== Excerpted text ==
In hindsight, what do you think the long-term impact of these drivers and this era had on both IMSA and CART, or even motorsports in general? I always thought these guys were RACERS, regardless of where their dollars came from. I have always been fascinated by the players, and virtually all of them have repaid their debts to society. Will you, or history for that matter, ever look back on this era in a positive light? Stick and ball sports have managed to weather steroid and drug eras where the actual participants were affected, and other forms of motorsport have survived all sorts of cheating scandals and such. The general fan is usually pretty quick to dismiss and forgive these things if the sport keeps them entertained, but some purists are still bitching about the designated hitter rule after almost 50 years.

Is the ‘smugglers-era’ always going to be a black storm cloud, or will we look back and realize that there was some really good racing by some really good drivers going on back then?

Brad Haskin

RM: I read it, and it’s too bad the author didn’t spend a little more time talking to informed people, because he painted Lanier as a budding superstar that could kick Mario and Emerson’s butt and he was on the cusp of superstardom. Hardly. Yes, he was rookie of the year at Indianapolis [1986, pictured] and finished 10th (five laps behind the winner) and he was brave and rich but he wasn’t around long enough to get much of a read. (He finished sixth at The Meadowlands and qualified fifth at MIS). John Paul Jr. was by far the most talented of the Drug Era, and it was his evil father, not JPJ, that was the criminal and when JPJ refused to testify against his dad and went to jail, he was welcomed back warmly to IndyCar racing. He’s a great guy.

As for how history looks at that period of time in sports cars, not sure anybody really cares enough about it, but we all knew something was fishy at Indy when the Whittingtons paid cash for a Cosworth engine and Lanier had the same DNA. They all went to jail and paid their dues, so I guess that’s the story.

Q: While Bobby Rahal did not come out and say ‘streaming’ in the article recently posted on the RACER website [LINK:, certainly that could be a large part of what he means as he talks about the TV deal ending with this season.
===
Description of the task:
Answer these from the racing column above:
1. How many years does the letter say some purists have been complaining about the designated hitter rule?
2. Where did Lanier finish at Indianapolis in his rookie year?
3. Who paid cash for a Cosworth engine?
== Data under study ==
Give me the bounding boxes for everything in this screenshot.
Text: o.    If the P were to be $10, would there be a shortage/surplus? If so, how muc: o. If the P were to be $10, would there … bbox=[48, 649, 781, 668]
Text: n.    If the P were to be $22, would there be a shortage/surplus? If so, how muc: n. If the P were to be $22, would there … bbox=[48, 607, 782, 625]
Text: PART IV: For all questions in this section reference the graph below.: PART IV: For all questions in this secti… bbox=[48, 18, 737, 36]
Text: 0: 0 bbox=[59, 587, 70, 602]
===
Written answer:
1. Almost 50 years.
2. 10th, five laps behind the winner.
3. The Whittingtons.